# GOAL OF THE EXERCISE
Copy all of the material word for word, except for the pictures.

# RECORDS PROVIDED
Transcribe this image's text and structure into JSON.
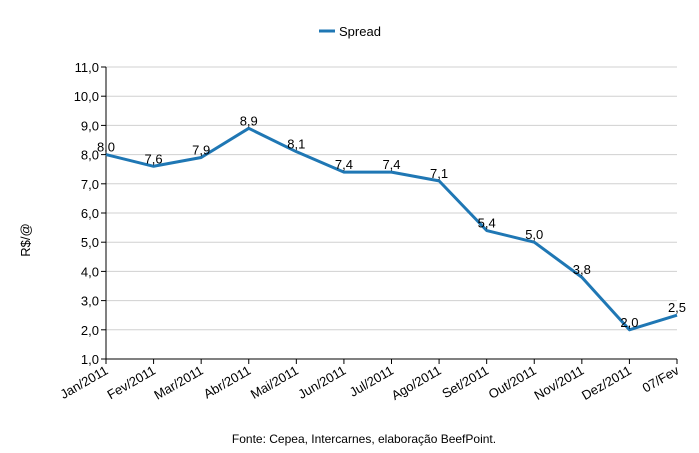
{
  "chart_data": {
    "type": "line",
    "categories": [
      "Jan/2011",
      "Fev/2011",
      "Mar/2011",
      "Abr/2011",
      "Mai/2011",
      "Jun/2011",
      "Jul/2011",
      "Ago/2011",
      "Set/2011",
      "Out/2011",
      "Nov/2011",
      "Dez/2011",
      "07/Fev"
    ],
    "series": [
      {
        "name": "Spread",
        "values": [
          8.0,
          7.6,
          7.9,
          8.9,
          8.1,
          7.4,
          7.4,
          7.1,
          5.4,
          5.0,
          3.8,
          2.0,
          2.5
        ],
        "data_labels": [
          "8,0",
          "7,6",
          "7,9",
          "8,9",
          "8,1",
          "7,4",
          "7,4",
          "7,1",
          "5,4",
          "5,0",
          "3,8",
          "2,0",
          "2,5"
        ],
        "color": "#1f77b4"
      }
    ],
    "ylabel": "R$/@",
    "xlabel": "",
    "ylim": [
      1.0,
      11.0
    ],
    "yticks": [
      1.0,
      2.0,
      3.0,
      4.0,
      5.0,
      6.0,
      7.0,
      8.0,
      9.0,
      10.0,
      11.0
    ],
    "ytick_labels": [
      "1,0",
      "2,0",
      "3,0",
      "4,0",
      "5,0",
      "6,0",
      "7,0",
      "8,0",
      "9,0",
      "10,0",
      "11,0"
    ],
    "grid": true,
    "legend_position": "top-center",
    "source": "Fonte: Cepea, Intercarnes, elaboração BeefPoint."
  }
}
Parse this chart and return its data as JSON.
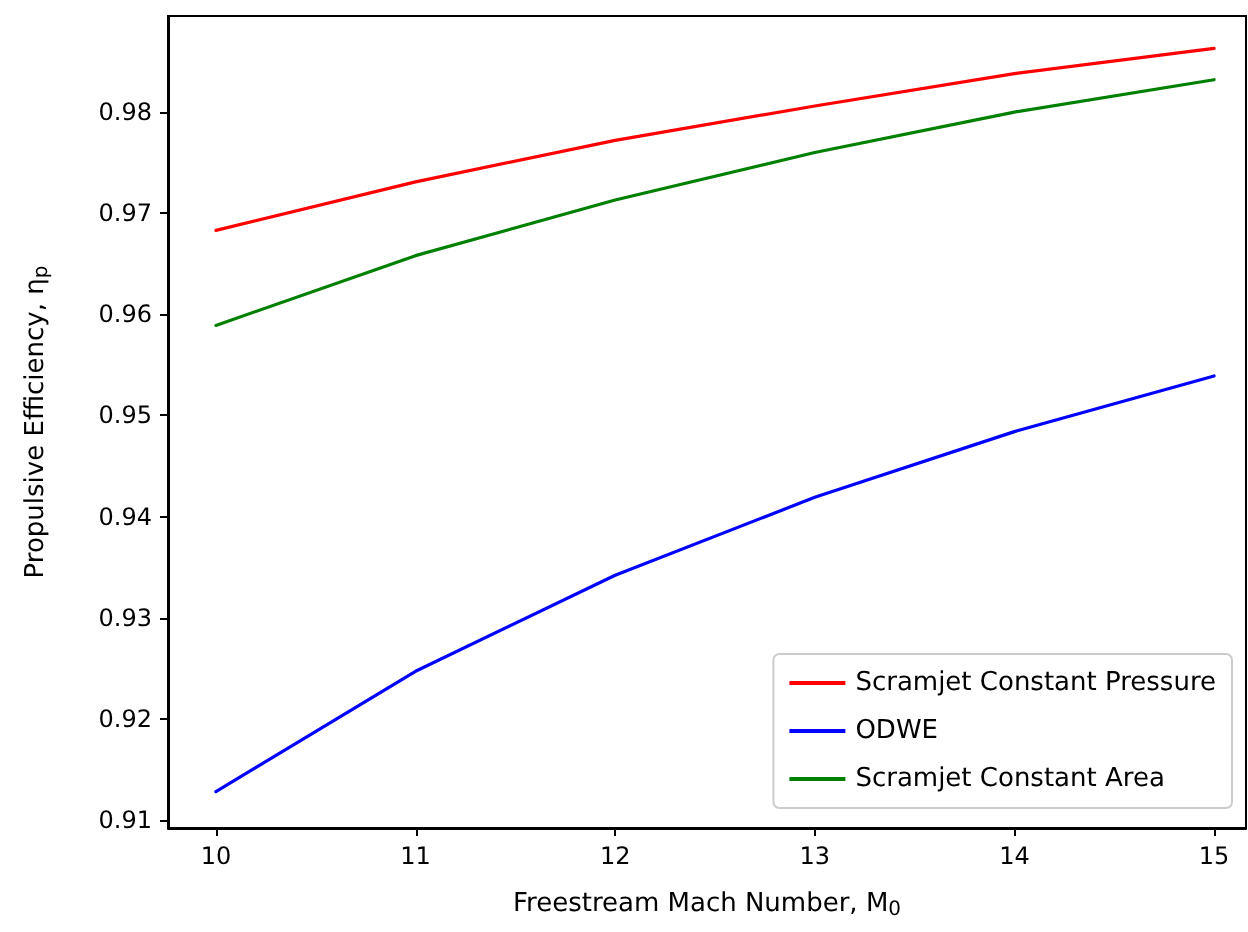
{
  "chart_data": {
    "type": "line",
    "xlabel": "Freestream Mach Number, M$_{0}$",
    "ylabel": "Propulsive Efficiency, η$_{p}$",
    "x": [
      10,
      11,
      12,
      13,
      14,
      15
    ],
    "series": [
      {
        "name": "Scramjet Constant Pressure",
        "color": "#ff0000",
        "values": [
          0.9683,
          0.9731,
          0.9772,
          0.9806,
          0.9838,
          0.9863
        ]
      },
      {
        "name": "ODWE",
        "color": "#0000ff",
        "values": [
          0.9128,
          0.9247,
          0.9342,
          0.9419,
          0.9484,
          0.9539
        ]
      },
      {
        "name": "Scramjet Constant Area",
        "color": "#008000",
        "values": [
          0.9589,
          0.9658,
          0.9713,
          0.976,
          0.98,
          0.9832
        ]
      }
    ],
    "xlim": [
      9.76,
      15.16
    ],
    "xticks": [
      10,
      11,
      12,
      13,
      14,
      15
    ],
    "ylim": [
      0.9092,
      0.9895
    ],
    "yticks": [
      0.91,
      0.92,
      0.93,
      0.94,
      0.95,
      0.96,
      0.97,
      0.98
    ],
    "grid": false,
    "legend": "bottom right",
    "marker": "none",
    "line_style": "solid"
  }
}
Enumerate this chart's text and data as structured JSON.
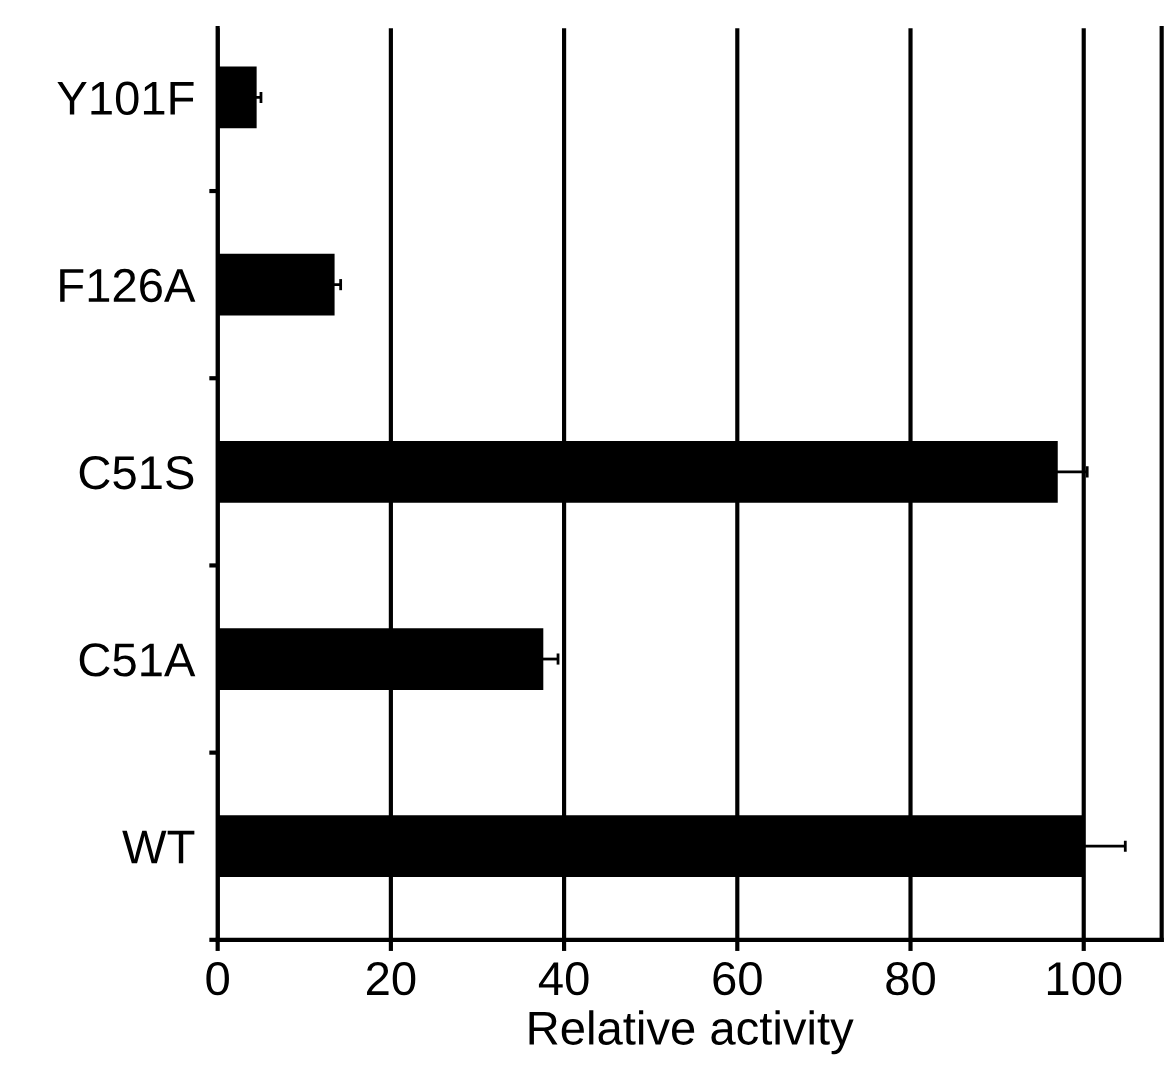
{
  "chart_data": {
    "type": "bar",
    "orientation": "horizontal",
    "xlabel": "Relative activity",
    "categories": [
      "Y101F",
      "F126A",
      "C51S",
      "C51A",
      "WT"
    ],
    "values": [
      4.5,
      13.5,
      97,
      37.6,
      100
    ],
    "errors": [
      0.5,
      0.7,
      3.4,
      1.7,
      4.8
    ],
    "color": "#000000",
    "xlim": [
      0,
      109
    ],
    "xticks": [
      0,
      20,
      40,
      60,
      80,
      100
    ],
    "grid": "x",
    "legend": false
  }
}
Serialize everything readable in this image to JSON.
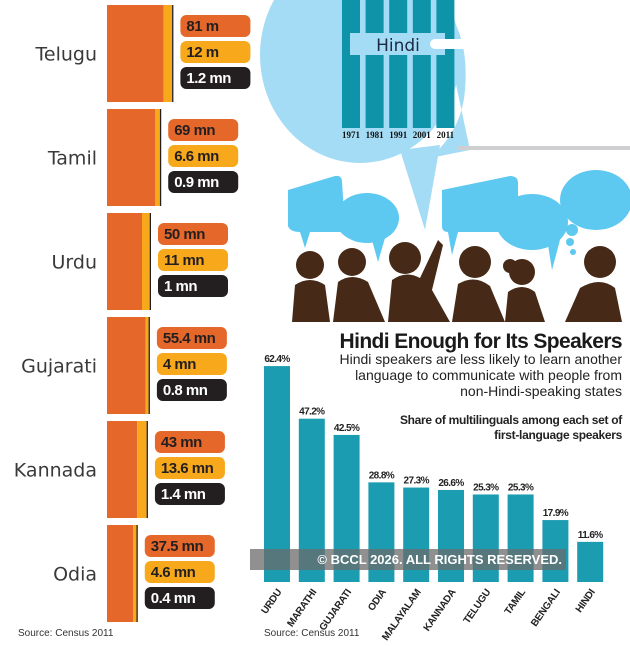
{
  "chart_data": [
    {
      "type": "bar",
      "orientation": "horizontal-stacked",
      "categories": [
        "Telugu",
        "Tamil",
        "Urdu",
        "Gujarati",
        "Kannada",
        "Odia"
      ],
      "series": [
        {
          "values": [
            81,
            69,
            50,
            55.4,
            43,
            37.5
          ],
          "labels": [
            "81 m",
            "69 mn",
            "50 mn",
            "55.4 mn",
            "43 mn",
            "37.5 mn"
          ],
          "color": "#e5682a"
        },
        {
          "values": [
            12,
            6.6,
            11,
            4,
            13.6,
            4.6
          ],
          "labels": [
            "12 m",
            "6.6 mn",
            "11 mn",
            "4 mn",
            "13.6 mn",
            "4.6 mn"
          ],
          "color": "#f7a81b"
        },
        {
          "values": [
            1.2,
            0.9,
            1,
            0.8,
            1.4,
            0.4
          ],
          "labels": [
            "1.2 mn",
            "0.9 mn",
            "1 mn",
            "0.8 mn",
            "1.4 mn",
            "0.4 mn"
          ],
          "color": "#231f20"
        }
      ],
      "source": "Source: Census 2011"
    },
    {
      "type": "bar",
      "title": "Hindi Enough for Its Speakers",
      "subtitle": [
        "Hindi speakers are less likely to learn another",
        "language to communicate with people from",
        "non-Hindi-speaking states"
      ],
      "note": [
        "Share of multilinguals among each set of",
        "first-language speakers"
      ],
      "categories": [
        "URDU",
        "MARATHI",
        "GUJARATI",
        "ODIA",
        "MALAYALAM",
        "KANNADA",
        "TELUGU",
        "TAMIL",
        "BENGALI",
        "HINDI"
      ],
      "values": [
        62.4,
        47.2,
        42.5,
        28.8,
        27.3,
        26.6,
        25.3,
        25.3,
        17.9,
        11.6
      ],
      "value_labels": [
        "62.4%",
        "47.2%",
        "42.5%",
        "28.8%",
        "27.3%",
        "26.6%",
        "25.3%",
        "25.3%",
        "17.9%",
        "11.6%"
      ],
      "unit": "%",
      "color": "#1b9cb0",
      "grid": false,
      "source": "Source: Census 2011"
    },
    {
      "type": "bar",
      "label": "Hindi",
      "categories": [
        "1971",
        "1981",
        "1991",
        "2001",
        "2011"
      ],
      "color": "#0e93a8"
    }
  ],
  "watermark": "© BCCL 2026. ALL RIGHTS RESERVED.",
  "colors": {
    "bubble": "#4cc3ef",
    "silhouette": "#462a17",
    "bubble_big": "#a5dcf5"
  }
}
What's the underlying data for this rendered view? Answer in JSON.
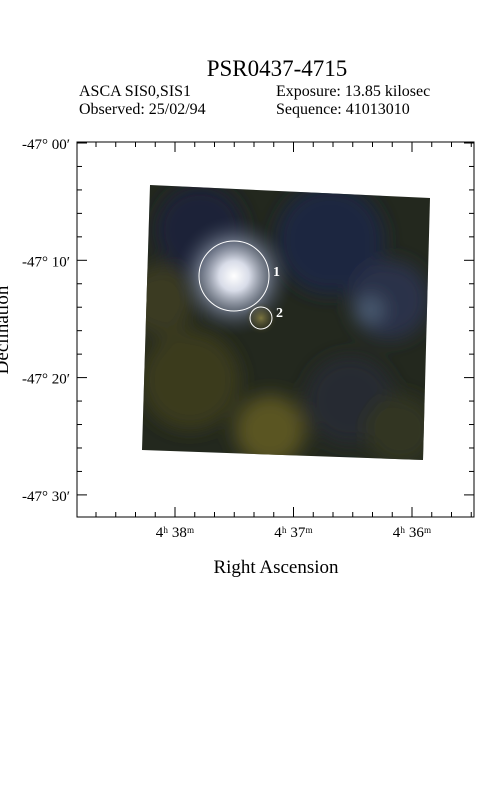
{
  "header": {
    "title": "PSR0437-4715",
    "instrument": "ASCA SIS0,SIS1",
    "exposure": "Exposure: 13.85 kilosec",
    "observed": "Observed: 25/02/94",
    "sequence": "Sequence: 41013010"
  },
  "axes": {
    "y_label": "Declination",
    "x_label": "Right Ascension",
    "y_ticks": [
      "-47° 00′",
      "-47° 10′",
      "-47° 20′",
      "-47° 30′"
    ],
    "x_ticks": [
      "4ʰ 38ᵐ",
      "4ʰ 37ᵐ",
      "4ʰ 36ᵐ"
    ]
  },
  "sources": [
    {
      "label": "1"
    },
    {
      "label": "2"
    }
  ]
}
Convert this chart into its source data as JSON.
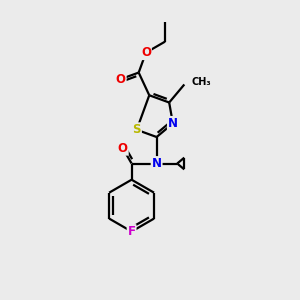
{
  "bg_color": "#ebebeb",
  "bond_color": "#000000",
  "atom_colors": {
    "S": "#b8b800",
    "N": "#0000ee",
    "O": "#ee0000",
    "F": "#cc00cc",
    "C": "#000000"
  },
  "font_size": 8.5,
  "lw": 1.6
}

# EXERCISE RESULT
Transcribe this image's text and structure into JSON.
{
  "chart_data": {
    "type": "line",
    "categories": [
      "Jan/2011",
      "Fev/2011",
      "Mar/2011",
      "Abr/2011",
      "Mai/2011",
      "Jun/2011",
      "Jul/2011",
      "Ago/2011",
      "Set/2011",
      "Out/2011",
      "Nov/2011",
      "Dez/2011",
      "07/Fev"
    ],
    "series": [
      {
        "name": "Spread",
        "values": [
          8.0,
          7.6,
          7.9,
          8.9,
          8.1,
          7.4,
          7.4,
          7.1,
          5.4,
          5.0,
          3.8,
          2.0,
          2.5
        ],
        "data_labels": [
          "8,0",
          "7,6",
          "7,9",
          "8,9",
          "8,1",
          "7,4",
          "7,4",
          "7,1",
          "5,4",
          "5,0",
          "3,8",
          "2,0",
          "2,5"
        ],
        "color": "#1f77b4"
      }
    ],
    "ylabel": "R$/@",
    "xlabel": "",
    "ylim": [
      1.0,
      11.0
    ],
    "yticks": [
      1.0,
      2.0,
      3.0,
      4.0,
      5.0,
      6.0,
      7.0,
      8.0,
      9.0,
      10.0,
      11.0
    ],
    "ytick_labels": [
      "1,0",
      "2,0",
      "3,0",
      "4,0",
      "5,0",
      "6,0",
      "7,0",
      "8,0",
      "9,0",
      "10,0",
      "11,0"
    ],
    "grid": true,
    "legend_position": "top-center",
    "source": "Fonte: Cepea, Intercarnes, elaboração BeefPoint."
  }
}
Parse this chart and return its data as JSON.
{
  "chart_data": {
    "type": "line",
    "xlabel": "Freestream Mach Number, M$_{0}$",
    "ylabel": "Propulsive Efficiency, η$_{p}$",
    "x": [
      10,
      11,
      12,
      13,
      14,
      15
    ],
    "series": [
      {
        "name": "Scramjet Constant Pressure",
        "color": "#ff0000",
        "values": [
          0.9683,
          0.9731,
          0.9772,
          0.9806,
          0.9838,
          0.9863
        ]
      },
      {
        "name": "ODWE",
        "color": "#0000ff",
        "values": [
          0.9128,
          0.9247,
          0.9342,
          0.9419,
          0.9484,
          0.9539
        ]
      },
      {
        "name": "Scramjet Constant Area",
        "color": "#008000",
        "values": [
          0.9589,
          0.9658,
          0.9713,
          0.976,
          0.98,
          0.9832
        ]
      }
    ],
    "xlim": [
      9.76,
      15.16
    ],
    "xticks": [
      10,
      11,
      12,
      13,
      14,
      15
    ],
    "ylim": [
      0.9092,
      0.9895
    ],
    "yticks": [
      0.91,
      0.92,
      0.93,
      0.94,
      0.95,
      0.96,
      0.97,
      0.98
    ],
    "grid": false,
    "legend": "bottom right",
    "marker": "none",
    "line_style": "solid"
  }
}
Enumerate this chart's text and data as structured JSON.
{
  "chart_data": {
    "type": "bar",
    "orientation": "horizontal",
    "xlabel": "Relative activity",
    "categories": [
      "Y101F",
      "F126A",
      "C51S",
      "C51A",
      "WT"
    ],
    "values": [
      4.5,
      13.5,
      97,
      37.6,
      100
    ],
    "errors": [
      0.5,
      0.7,
      3.4,
      1.7,
      4.8
    ],
    "color": "#000000",
    "xlim": [
      0,
      109
    ],
    "xticks": [
      0,
      20,
      40,
      60,
      80,
      100
    ],
    "grid": "x",
    "legend": false
  }
}
Serialize everything readable in this image to JSON.
{
  "chart_data": [
    {
      "type": "bar",
      "orientation": "horizontal-stacked",
      "categories": [
        "Telugu",
        "Tamil",
        "Urdu",
        "Gujarati",
        "Kannada",
        "Odia"
      ],
      "series": [
        {
          "values": [
            81,
            69,
            50,
            55.4,
            43,
            37.5
          ],
          "labels": [
            "81 m",
            "69 mn",
            "50 mn",
            "55.4 mn",
            "43 mn",
            "37.5 mn"
          ],
          "color": "#e5682a"
        },
        {
          "values": [
            12,
            6.6,
            11,
            4,
            13.6,
            4.6
          ],
          "labels": [
            "12 m",
            "6.6 mn",
            "11 mn",
            "4 mn",
            "13.6 mn",
            "4.6 mn"
          ],
          "color": "#f7a81b"
        },
        {
          "values": [
            1.2,
            0.9,
            1,
            0.8,
            1.4,
            0.4
          ],
          "labels": [
            "1.2 mn",
            "0.9 mn",
            "1 mn",
            "0.8 mn",
            "1.4 mn",
            "0.4 mn"
          ],
          "color": "#231f20"
        }
      ],
      "source": "Source: Census 2011"
    },
    {
      "type": "bar",
      "title": "Hindi Enough for Its Speakers",
      "subtitle": [
        "Hindi speakers are less likely to learn another",
        "language to communicate with people from",
        "non-Hindi-speaking states"
      ],
      "note": [
        "Share of multilinguals among each set of",
        "first-language speakers"
      ],
      "categories": [
        "URDU",
        "MARATHI",
        "GUJARATI",
        "ODIA",
        "MALAYALAM",
        "KANNADA",
        "TELUGU",
        "TAMIL",
        "BENGALI",
        "HINDI"
      ],
      "values": [
        62.4,
        47.2,
        42.5,
        28.8,
        27.3,
        26.6,
        25.3,
        25.3,
        17.9,
        11.6
      ],
      "value_labels": [
        "62.4%",
        "47.2%",
        "42.5%",
        "28.8%",
        "27.3%",
        "26.6%",
        "25.3%",
        "25.3%",
        "17.9%",
        "11.6%"
      ],
      "unit": "%",
      "color": "#1b9cb0",
      "grid": false,
      "source": "Source: Census 2011"
    },
    {
      "type": "bar",
      "label": "Hindi",
      "categories": [
        "1971",
        "1981",
        "1991",
        "2001",
        "2011"
      ],
      "color": "#0e93a8"
    }
  ],
  "watermark": "© BCCL 2026. ALL RIGHTS RESERVED.",
  "colors": {
    "bubble": "#4cc3ef",
    "silhouette": "#462a17",
    "bubble_big": "#a5dcf5"
  }
}
What's the underlying data for this rendered view? Answer in JSON.
{
  "header": {
    "title": "PSR0437-4715",
    "instrument": "ASCA SIS0,SIS1",
    "exposure": "Exposure: 13.85 kilosec",
    "observed": "Observed: 25/02/94",
    "sequence": "Sequence: 41013010"
  },
  "axes": {
    "y_label": "Declination",
    "x_label": "Right Ascension",
    "y_ticks": [
      "-47° 00′",
      "-47° 10′",
      "-47° 20′",
      "-47° 30′"
    ],
    "x_ticks": [
      "4ʰ 38ᵐ",
      "4ʰ 37ᵐ",
      "4ʰ 36ᵐ"
    ]
  },
  "sources": [
    {
      "label": "1"
    },
    {
      "label": "2"
    }
  ]
}
Convert this chart into its source data as JSON.
{
  "bg_color": "#ebebeb",
  "bond_color": "#000000",
  "atom_colors": {
    "S": "#b8b800",
    "N": "#0000ee",
    "O": "#ee0000",
    "F": "#cc00cc",
    "C": "#000000"
  },
  "font_size": 8.5,
  "lw": 1.6
}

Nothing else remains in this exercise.